Items from a figure collection:
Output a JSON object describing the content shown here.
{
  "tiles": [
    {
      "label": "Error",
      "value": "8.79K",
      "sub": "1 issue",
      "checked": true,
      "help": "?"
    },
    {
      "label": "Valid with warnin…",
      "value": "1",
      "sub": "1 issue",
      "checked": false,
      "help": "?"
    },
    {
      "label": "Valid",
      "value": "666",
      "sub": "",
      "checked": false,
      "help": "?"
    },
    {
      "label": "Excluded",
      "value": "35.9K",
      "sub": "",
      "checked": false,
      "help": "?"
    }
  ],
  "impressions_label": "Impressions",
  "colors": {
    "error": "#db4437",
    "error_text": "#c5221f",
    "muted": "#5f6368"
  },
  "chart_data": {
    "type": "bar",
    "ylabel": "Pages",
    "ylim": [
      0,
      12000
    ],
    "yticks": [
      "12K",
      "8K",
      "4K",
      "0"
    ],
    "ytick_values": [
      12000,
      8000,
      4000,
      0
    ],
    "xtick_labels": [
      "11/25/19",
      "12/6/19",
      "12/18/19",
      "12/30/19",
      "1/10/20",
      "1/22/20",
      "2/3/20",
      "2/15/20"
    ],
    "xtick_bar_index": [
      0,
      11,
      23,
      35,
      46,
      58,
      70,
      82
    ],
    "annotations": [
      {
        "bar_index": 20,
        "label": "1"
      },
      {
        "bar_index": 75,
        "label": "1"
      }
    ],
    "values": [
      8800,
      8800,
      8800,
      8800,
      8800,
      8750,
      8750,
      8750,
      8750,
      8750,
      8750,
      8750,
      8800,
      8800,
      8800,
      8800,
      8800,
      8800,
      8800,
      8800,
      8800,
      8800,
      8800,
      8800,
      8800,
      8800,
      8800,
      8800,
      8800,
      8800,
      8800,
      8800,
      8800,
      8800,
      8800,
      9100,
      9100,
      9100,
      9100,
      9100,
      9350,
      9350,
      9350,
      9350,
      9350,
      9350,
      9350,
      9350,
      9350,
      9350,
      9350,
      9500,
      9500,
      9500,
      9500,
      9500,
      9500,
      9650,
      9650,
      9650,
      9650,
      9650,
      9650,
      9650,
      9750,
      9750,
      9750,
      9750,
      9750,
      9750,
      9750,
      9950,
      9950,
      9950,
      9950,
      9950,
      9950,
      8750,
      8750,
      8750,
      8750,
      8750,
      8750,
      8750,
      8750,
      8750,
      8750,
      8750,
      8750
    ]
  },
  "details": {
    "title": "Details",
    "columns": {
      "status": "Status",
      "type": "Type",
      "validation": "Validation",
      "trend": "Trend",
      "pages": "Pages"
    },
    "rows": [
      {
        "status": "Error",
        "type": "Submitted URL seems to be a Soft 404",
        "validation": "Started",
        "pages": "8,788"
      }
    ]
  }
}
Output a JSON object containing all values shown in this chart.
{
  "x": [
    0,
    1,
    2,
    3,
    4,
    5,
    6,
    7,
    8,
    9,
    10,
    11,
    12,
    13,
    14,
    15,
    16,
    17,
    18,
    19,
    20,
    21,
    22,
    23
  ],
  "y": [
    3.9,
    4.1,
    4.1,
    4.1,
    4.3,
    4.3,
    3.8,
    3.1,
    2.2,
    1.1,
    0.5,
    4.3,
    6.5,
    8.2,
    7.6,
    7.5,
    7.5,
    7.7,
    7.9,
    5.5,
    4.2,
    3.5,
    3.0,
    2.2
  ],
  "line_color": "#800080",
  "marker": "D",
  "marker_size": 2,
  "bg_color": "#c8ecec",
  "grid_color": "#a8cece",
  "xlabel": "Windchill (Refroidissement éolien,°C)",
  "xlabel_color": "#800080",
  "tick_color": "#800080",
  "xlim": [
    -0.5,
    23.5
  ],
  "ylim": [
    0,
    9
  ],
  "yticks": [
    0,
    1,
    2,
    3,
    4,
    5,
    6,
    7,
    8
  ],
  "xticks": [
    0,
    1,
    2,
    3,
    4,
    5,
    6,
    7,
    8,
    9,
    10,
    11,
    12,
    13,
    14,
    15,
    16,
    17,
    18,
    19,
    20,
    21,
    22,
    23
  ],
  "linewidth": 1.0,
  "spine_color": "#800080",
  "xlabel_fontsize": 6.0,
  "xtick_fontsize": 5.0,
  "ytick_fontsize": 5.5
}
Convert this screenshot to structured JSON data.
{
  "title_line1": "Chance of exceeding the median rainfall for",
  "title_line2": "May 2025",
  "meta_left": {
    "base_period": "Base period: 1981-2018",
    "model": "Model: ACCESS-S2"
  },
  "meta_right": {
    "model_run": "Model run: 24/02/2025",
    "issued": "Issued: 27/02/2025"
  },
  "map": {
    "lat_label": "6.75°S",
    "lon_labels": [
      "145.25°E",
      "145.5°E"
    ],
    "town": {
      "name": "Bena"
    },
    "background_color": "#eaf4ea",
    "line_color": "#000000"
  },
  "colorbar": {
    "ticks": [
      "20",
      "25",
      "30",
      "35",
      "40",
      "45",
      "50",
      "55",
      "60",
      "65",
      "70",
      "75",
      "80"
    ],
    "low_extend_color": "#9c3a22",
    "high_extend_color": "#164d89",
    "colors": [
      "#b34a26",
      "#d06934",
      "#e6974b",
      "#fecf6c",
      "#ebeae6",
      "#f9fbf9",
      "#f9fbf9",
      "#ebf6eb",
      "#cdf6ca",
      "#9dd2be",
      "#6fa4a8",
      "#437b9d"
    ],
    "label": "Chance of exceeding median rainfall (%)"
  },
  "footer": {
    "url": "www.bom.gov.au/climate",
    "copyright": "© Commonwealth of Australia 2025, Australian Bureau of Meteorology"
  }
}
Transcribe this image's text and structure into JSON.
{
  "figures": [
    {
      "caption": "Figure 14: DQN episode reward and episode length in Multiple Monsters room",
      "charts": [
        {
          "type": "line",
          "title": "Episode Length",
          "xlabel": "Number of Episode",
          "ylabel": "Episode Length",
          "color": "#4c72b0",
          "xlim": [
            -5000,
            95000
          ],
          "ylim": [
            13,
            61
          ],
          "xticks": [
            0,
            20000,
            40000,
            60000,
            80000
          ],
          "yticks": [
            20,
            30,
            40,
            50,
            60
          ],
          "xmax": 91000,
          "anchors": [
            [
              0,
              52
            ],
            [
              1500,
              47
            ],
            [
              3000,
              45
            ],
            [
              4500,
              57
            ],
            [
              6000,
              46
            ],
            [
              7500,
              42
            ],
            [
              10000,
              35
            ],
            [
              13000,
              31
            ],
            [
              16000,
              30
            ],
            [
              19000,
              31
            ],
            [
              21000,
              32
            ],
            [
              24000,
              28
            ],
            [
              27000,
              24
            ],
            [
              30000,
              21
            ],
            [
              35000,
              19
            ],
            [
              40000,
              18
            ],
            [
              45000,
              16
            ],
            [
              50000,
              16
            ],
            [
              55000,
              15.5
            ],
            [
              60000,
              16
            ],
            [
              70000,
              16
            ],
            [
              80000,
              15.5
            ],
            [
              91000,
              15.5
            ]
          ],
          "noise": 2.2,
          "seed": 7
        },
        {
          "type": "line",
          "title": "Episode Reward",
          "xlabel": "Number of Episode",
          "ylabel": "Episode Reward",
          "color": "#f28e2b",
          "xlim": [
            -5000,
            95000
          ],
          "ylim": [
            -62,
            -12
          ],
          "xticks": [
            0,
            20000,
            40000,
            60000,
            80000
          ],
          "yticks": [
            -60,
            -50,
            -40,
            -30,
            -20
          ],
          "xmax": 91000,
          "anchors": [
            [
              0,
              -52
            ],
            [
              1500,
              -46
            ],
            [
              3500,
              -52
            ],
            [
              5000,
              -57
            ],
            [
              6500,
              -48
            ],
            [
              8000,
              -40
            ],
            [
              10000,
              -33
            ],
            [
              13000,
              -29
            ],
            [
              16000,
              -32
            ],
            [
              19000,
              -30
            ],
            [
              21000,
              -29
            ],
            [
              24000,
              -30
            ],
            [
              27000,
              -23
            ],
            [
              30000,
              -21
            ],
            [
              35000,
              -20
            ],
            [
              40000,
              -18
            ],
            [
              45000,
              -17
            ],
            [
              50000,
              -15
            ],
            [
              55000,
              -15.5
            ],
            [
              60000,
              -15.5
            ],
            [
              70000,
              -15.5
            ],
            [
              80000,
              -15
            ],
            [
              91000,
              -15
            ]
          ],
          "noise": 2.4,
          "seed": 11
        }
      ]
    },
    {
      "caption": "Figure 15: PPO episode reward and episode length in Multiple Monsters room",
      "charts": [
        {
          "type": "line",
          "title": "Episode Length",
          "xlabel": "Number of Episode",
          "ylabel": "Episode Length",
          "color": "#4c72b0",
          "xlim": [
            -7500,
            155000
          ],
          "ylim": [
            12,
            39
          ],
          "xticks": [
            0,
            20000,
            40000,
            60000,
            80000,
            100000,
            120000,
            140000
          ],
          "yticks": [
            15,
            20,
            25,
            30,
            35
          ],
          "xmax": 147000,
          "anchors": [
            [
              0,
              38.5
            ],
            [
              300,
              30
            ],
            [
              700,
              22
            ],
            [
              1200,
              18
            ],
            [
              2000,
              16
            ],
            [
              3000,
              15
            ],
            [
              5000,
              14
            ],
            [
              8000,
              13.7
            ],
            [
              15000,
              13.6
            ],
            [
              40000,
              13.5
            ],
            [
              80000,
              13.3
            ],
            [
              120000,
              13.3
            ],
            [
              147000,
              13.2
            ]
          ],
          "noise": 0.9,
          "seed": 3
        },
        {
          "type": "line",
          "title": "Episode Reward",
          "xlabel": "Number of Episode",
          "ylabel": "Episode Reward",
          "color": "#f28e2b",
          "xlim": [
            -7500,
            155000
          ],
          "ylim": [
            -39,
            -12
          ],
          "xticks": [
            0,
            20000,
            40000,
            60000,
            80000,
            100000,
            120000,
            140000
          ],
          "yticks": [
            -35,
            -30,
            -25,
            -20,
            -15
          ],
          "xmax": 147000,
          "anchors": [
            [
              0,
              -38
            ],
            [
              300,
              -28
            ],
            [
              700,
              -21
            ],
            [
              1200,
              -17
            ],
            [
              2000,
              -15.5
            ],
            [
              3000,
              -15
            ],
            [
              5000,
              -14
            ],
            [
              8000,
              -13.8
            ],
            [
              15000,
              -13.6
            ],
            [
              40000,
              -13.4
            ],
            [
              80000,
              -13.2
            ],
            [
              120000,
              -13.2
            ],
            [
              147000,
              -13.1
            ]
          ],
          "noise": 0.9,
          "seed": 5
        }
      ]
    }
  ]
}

Work instructions - From the listing above, return each line with the word "validation".

Reply to the exercise -
      "validation": "Validation",
        "validation": "Started",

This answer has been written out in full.